* **PROMPT**:
In this exercise, return the whole listing exactly, excluding any images.

* **Dataset items**:

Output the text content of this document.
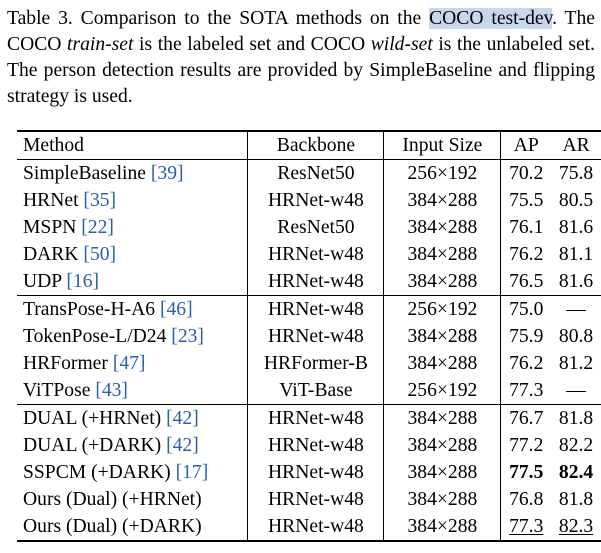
Table 3. Comparison to the SOTA methods on the COCO test-dev. The COCO train-set is the labeled set and COCO wild-set is the unlabeled set. The person detection results are provided by SimpleBaseline and flipping strategy is used.
Method	Backbone	Input Size	AP	AR
SimpleBaseline [39]	ResNet50	256×192	70.2	75.8
HRNet [35]	HRNet-w48	384×288	75.5	80.5
MSPN [22]	ResNet50	384×288	76.1	81.6
DARK [50]	HRNet-w48	384×288	76.2	81.1
UDP [16]	HRNet-w48	384×288	76.5	81.6
TransPose-H-A6 [46]	HRNet-w48	256×192	75.0	—
TokenPose-L/D24 [23]	HRNet-w48	384×288	75.9	80.8
HRFormer [47]	HRFormer-B	384×288	76.2	81.2
ViTPose [43]	ViT-Base	256×192	77.3	—
DUAL (+HRNet) [42]	HRNet-w48	384×288	76.7	81.8
DUAL (+DARK) [42]	HRNet-w48	384×288	77.2	82.2
SSPCM (+DARK) [17]	HRNet-w48	384×288	77.5	82.4
Ours (Dual) (+HRNet)	HRNet-w48	384×288	76.8	81.8
Ours (Dual) (+DARK)	HRNet-w48	384×288	77.3	82.3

* **OUTPUT**:
Output the text content of this document.
Table 3. Comparison to the SOTA methods on the COCO test-dev. The COCO train-set is the labeled set and COCO wild-set is the unlabeled set. The person detection results are provided by SimpleBaseline and flipping strategy is used.
Method	Backbone	Input Size	AP	AR
SimpleBaseline [39]	ResNet50	256×192	70.2	75.8
HRNet [35]	HRNet-w48	384×288	75.5	80.5
MSPN [22]	ResNet50	384×288	76.1	81.6
DARK [50]	HRNet-w48	384×288	76.2	81.1
UDP [16]	HRNet-w48	384×288	76.5	81.6
TransPose-H-A6 [46]	HRNet-w48	256×192	75.0	—
TokenPose-L/D24 [23]	HRNet-w48	384×288	75.9	80.8
HRFormer [47]	HRFormer-B	384×288	76.2	81.2
ViTPose [43]	ViT-Base	256×192	77.3	—
DUAL (+HRNet) [42]	HRNet-w48	384×288	76.7	81.8
DUAL (+DARK) [42]	HRNet-w48	384×288	77.2	82.2
SSPCM (+DARK) [17]	HRNet-w48	384×288	77.5	82.4
Ours (Dual) (+HRNet)	HRNet-w48	384×288	76.8	81.8
Ours (Dual) (+DARK)	HRNet-w48	384×288	77.3	82.3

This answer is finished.